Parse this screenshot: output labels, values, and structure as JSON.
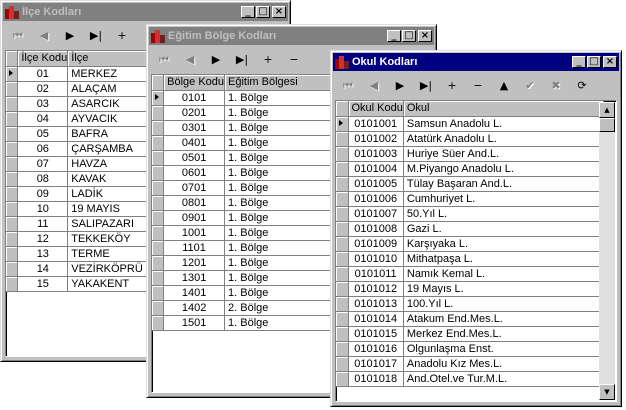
{
  "icons": {
    "first": "⏮",
    "prior": "◀",
    "next": "▶",
    "last": "▶|",
    "insert": "+",
    "delete": "−",
    "edit": "▲",
    "post": "✔",
    "cancel": "✖",
    "refresh": "⟳",
    "minimize": "_",
    "maximize": "□",
    "close": "×",
    "scroll_up": "▲",
    "scroll_down": "▼"
  },
  "ilce_window": {
    "title": "İlçe Kodları",
    "columns": [
      "İlçe Kodu",
      "İlçe"
    ],
    "rows": [
      [
        "01",
        "MERKEZ"
      ],
      [
        "02",
        "ALAÇAM"
      ],
      [
        "03",
        "ASARCIK"
      ],
      [
        "04",
        "AYVACIK"
      ],
      [
        "05",
        "BAFRA"
      ],
      [
        "06",
        "ÇARŞAMBA"
      ],
      [
        "07",
        "HAVZA"
      ],
      [
        "08",
        "KAVAK"
      ],
      [
        "09",
        "LADİK"
      ],
      [
        "10",
        "19 MAYIS"
      ],
      [
        "11",
        "SALIPAZARI"
      ],
      [
        "12",
        "TEKKEKÖY"
      ],
      [
        "13",
        "TERME"
      ],
      [
        "14",
        "VEZİRKÖPRÜ"
      ],
      [
        "15",
        "YAKAKENT"
      ]
    ]
  },
  "bolge_window": {
    "title": "Eğitim Bölge Kodları",
    "columns": [
      "Bölge Kodu",
      "Eğitim Bölgesi"
    ],
    "rows": [
      [
        "0101",
        "1. Bölge"
      ],
      [
        "0201",
        "1. Bölge"
      ],
      [
        "0301",
        "1. Bölge"
      ],
      [
        "0401",
        "1. Bölge"
      ],
      [
        "0501",
        "1. Bölge"
      ],
      [
        "0601",
        "1. Bölge"
      ],
      [
        "0701",
        "1. Bölge"
      ],
      [
        "0801",
        "1. Bölge"
      ],
      [
        "0901",
        "1. Bölge"
      ],
      [
        "1001",
        "1. Bölge"
      ],
      [
        "1101",
        "1. Bölge"
      ],
      [
        "1201",
        "1. Bölge"
      ],
      [
        "1301",
        "1. Bölge"
      ],
      [
        "1401",
        "1. Bölge"
      ],
      [
        "1402",
        "2. Bölge"
      ],
      [
        "1501",
        "1. Bölge"
      ]
    ]
  },
  "okul_window": {
    "title": "Okul Kodları",
    "columns": [
      "Okul Kodu",
      "Okul"
    ],
    "rows": [
      [
        "0101001",
        "Samsun Anadolu L."
      ],
      [
        "0101002",
        "Atatürk Anadolu L."
      ],
      [
        "0101003",
        "Huriye Süer And.L."
      ],
      [
        "0101004",
        "M.Piyango Anadolu L."
      ],
      [
        "0101005",
        "Tülay Başaran And.L."
      ],
      [
        "0101006",
        "Cumhuriyet L."
      ],
      [
        "0101007",
        "50.Yıl L."
      ],
      [
        "0101008",
        "Gazi L."
      ],
      [
        "0101009",
        "Karşıyaka L."
      ],
      [
        "0101010",
        "Mithatpaşa L."
      ],
      [
        "0101011",
        "Namık Kemal L."
      ],
      [
        "0101012",
        "19 Mayıs L."
      ],
      [
        "0101013",
        "100.Yıl L."
      ],
      [
        "0101014",
        "Atakum End.Mes.L."
      ],
      [
        "0101015",
        "Merkez End.Mes.L."
      ],
      [
        "0101016",
        "Olgunlaşma Enst."
      ],
      [
        "0101017",
        "Anadolu Kız Mes.L."
      ],
      [
        "0101018",
        "And.Otel.ve Tur.M.L."
      ]
    ]
  }
}
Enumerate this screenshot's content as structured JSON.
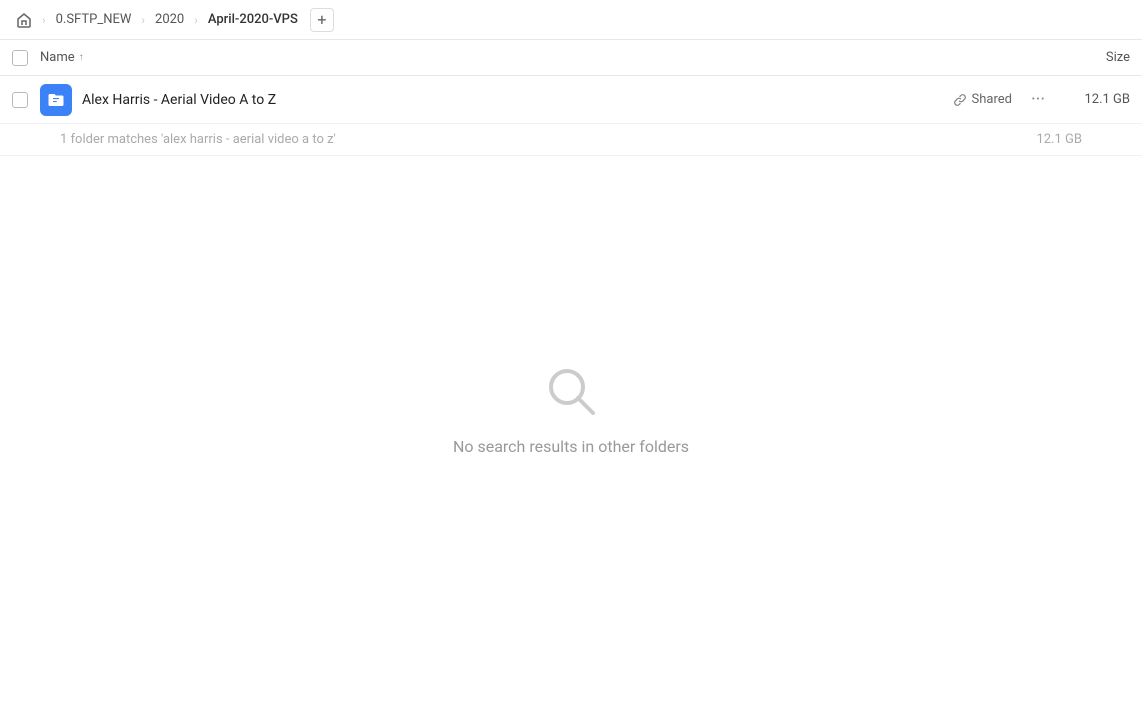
{
  "breadcrumb": {
    "home_icon": "home",
    "items": [
      {
        "label": "0.SFTP_NEW",
        "active": false
      },
      {
        "label": "2020",
        "active": false
      },
      {
        "label": "April-2020-VPS",
        "active": true
      }
    ],
    "add_tab_label": "+"
  },
  "column_header": {
    "name_label": "Name",
    "sort_arrow": "↑",
    "size_label": "Size"
  },
  "file_row": {
    "name": "Alex Harris - Aerial Video A to Z",
    "shared_label": "Shared",
    "size": "12.1 GB",
    "more_icon": "···"
  },
  "match_info": {
    "text": "1 folder matches 'alex harris - aerial video a to z'",
    "size": "12.1 GB"
  },
  "empty_state": {
    "icon": "search",
    "text": "No search results in other folders"
  }
}
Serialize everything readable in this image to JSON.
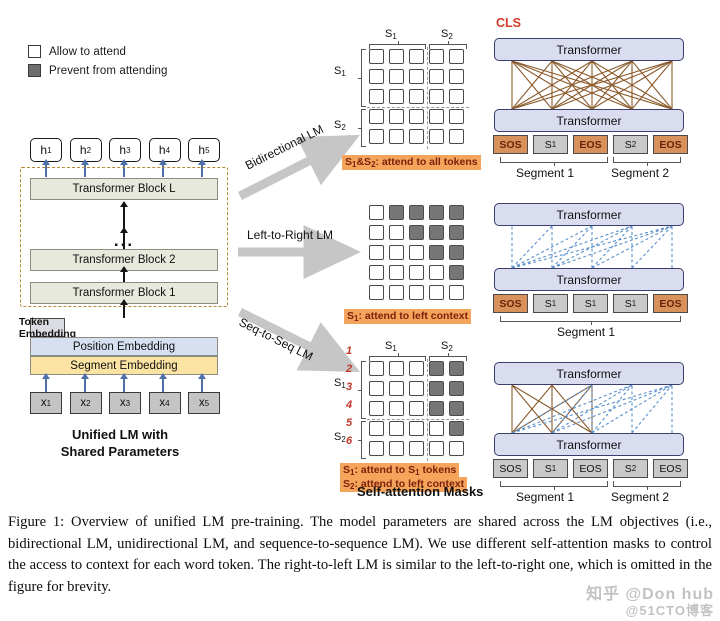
{
  "figure": {
    "legend": [
      {
        "swatch": "white-square-icon",
        "label": "Allow to attend"
      },
      {
        "swatch": "gray-square-icon",
        "label": "Prevent from attending"
      }
    ],
    "unified_lm": {
      "outputs": [
        "h1",
        "h2",
        "h3",
        "h4",
        "h5"
      ],
      "blocks": [
        "Transformer Block L",
        "Transformer Block 2",
        "Transformer Block 1"
      ],
      "ellipsis": "...",
      "embeddings": [
        "Token Embedding",
        "Position Embedding",
        "Segment Embedding"
      ],
      "inputs": [
        "x1",
        "x2",
        "x3",
        "x4",
        "x5"
      ],
      "caption_line1": "Unified LM with",
      "caption_line2": "Shared Parameters"
    },
    "arrows": [
      {
        "label": "Bidirectional LM",
        "direction": "up-right"
      },
      {
        "label": "Left-to-Right LM",
        "direction": "right"
      },
      {
        "label": "Seq-to-Seq LM",
        "direction": "down-right"
      }
    ],
    "masks_title": "Self-attention Masks",
    "masks": [
      {
        "name": "bidirectional-mask",
        "col_groups": [
          "S1",
          "S2"
        ],
        "row_groups": [
          "S1",
          "S2"
        ],
        "size": 5,
        "split_after": 3,
        "blocked_cells": [],
        "notes": [
          {
            "key": "S1&S2",
            "text": ": attend to all tokens"
          }
        ]
      },
      {
        "name": "left-to-right-mask",
        "col_groups": [],
        "row_groups": [],
        "size": 5,
        "split_after": 0,
        "blocked_cells": [
          [
            0,
            1
          ],
          [
            0,
            2
          ],
          [
            0,
            3
          ],
          [
            0,
            4
          ],
          [
            1,
            2
          ],
          [
            1,
            3
          ],
          [
            1,
            4
          ],
          [
            2,
            3
          ],
          [
            2,
            4
          ],
          [
            3,
            4
          ]
        ],
        "notes": [
          {
            "key": "S1",
            "text": ": attend to left context"
          }
        ]
      },
      {
        "name": "seq-to-seq-mask",
        "col_groups": [
          "S1",
          "S2"
        ],
        "row_groups": [
          "S1",
          "S2"
        ],
        "size": 5,
        "split_after": 3,
        "blocked_cells": [
          [
            0,
            3
          ],
          [
            0,
            4
          ],
          [
            1,
            3
          ],
          [
            1,
            4
          ],
          [
            2,
            3
          ],
          [
            2,
            4
          ],
          [
            3,
            4
          ]
        ],
        "notes": [
          {
            "key": "S1",
            "text": ": attend to S1 tokens"
          },
          {
            "key": "S2",
            "text": ": attend to left context"
          }
        ],
        "watermark_numbers": [
          "1",
          "2",
          "3",
          "4",
          "5",
          "6"
        ]
      }
    ],
    "diagrams": [
      {
        "name": "bidirectional-lm-diagram",
        "cls_label": "CLS",
        "layers": [
          "Transformer",
          "Transformer"
        ],
        "tokens": [
          {
            "text": "SOS",
            "style": "orange"
          },
          {
            "text": "S1",
            "style": "gray"
          },
          {
            "text": "EOS",
            "style": "orange"
          },
          {
            "text": "S2",
            "style": "gray"
          },
          {
            "text": "EOS",
            "style": "orange"
          }
        ],
        "segments": [
          "Segment 1",
          "Segment 2"
        ],
        "edge_style": "brown-solid"
      },
      {
        "name": "left-to-right-lm-diagram",
        "cls_label": "",
        "layers": [
          "Transformer",
          "Transformer"
        ],
        "tokens": [
          {
            "text": "SOS",
            "style": "orange"
          },
          {
            "text": "S1",
            "style": "gray"
          },
          {
            "text": "S1",
            "style": "gray"
          },
          {
            "text": "S1",
            "style": "gray"
          },
          {
            "text": "EOS",
            "style": "orange"
          }
        ],
        "segments": [
          "Segment 1"
        ],
        "edge_style": "blue-dashed"
      },
      {
        "name": "seq-to-seq-lm-diagram",
        "cls_label": "",
        "layers": [
          "Transformer",
          "Transformer"
        ],
        "tokens": [
          {
            "text": "SOS",
            "style": "gray"
          },
          {
            "text": "S1",
            "style": "gray"
          },
          {
            "text": "EOS",
            "style": "gray"
          },
          {
            "text": "S2",
            "style": "gray"
          },
          {
            "text": "EOS",
            "style": "gray"
          }
        ],
        "segments": [
          "Segment 1",
          "Segment 2"
        ],
        "edge_style": "brown-solid-and-blue-dashed"
      }
    ],
    "colors": {
      "highlight_bg": "#f5a45c",
      "highlight_fg": "#7b1f0a",
      "cls_red": "#d33c2a",
      "dashed_border": "#b58a34",
      "transformer_fill": "#dadcf0",
      "transformer_stroke": "#3a3f6b",
      "token_orange": "#d8915b",
      "token_gray": "#c9c9c9",
      "block_fill": "#e8e9dd",
      "segment_embedding": "#fbe3a3",
      "position_embedding": "#d6e0f0",
      "token_embedding": "#dcdce4",
      "blocked_cell": "#767676",
      "brown_edge": "#8a5a2b",
      "blue_edge": "#5b8fc9"
    }
  },
  "caption": {
    "text": "Figure 1: Overview of unified LM pre-training. The model parameters are shared across the LM objectives (i.e., bidirectional LM, unidirectional LM, and sequence-to-sequence LM). We use different self-attention masks to control the access to context for each word token. The right-to-left LM is similar to the left-to-right one, which is omitted in the figure for brevity."
  },
  "watermark": {
    "line1": "知乎 @Don hub",
    "line2": "@51CTO博客"
  }
}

## Set task
Your answer should be one number: how many lines in the material above contain the string "square".

## Solution to the problem
2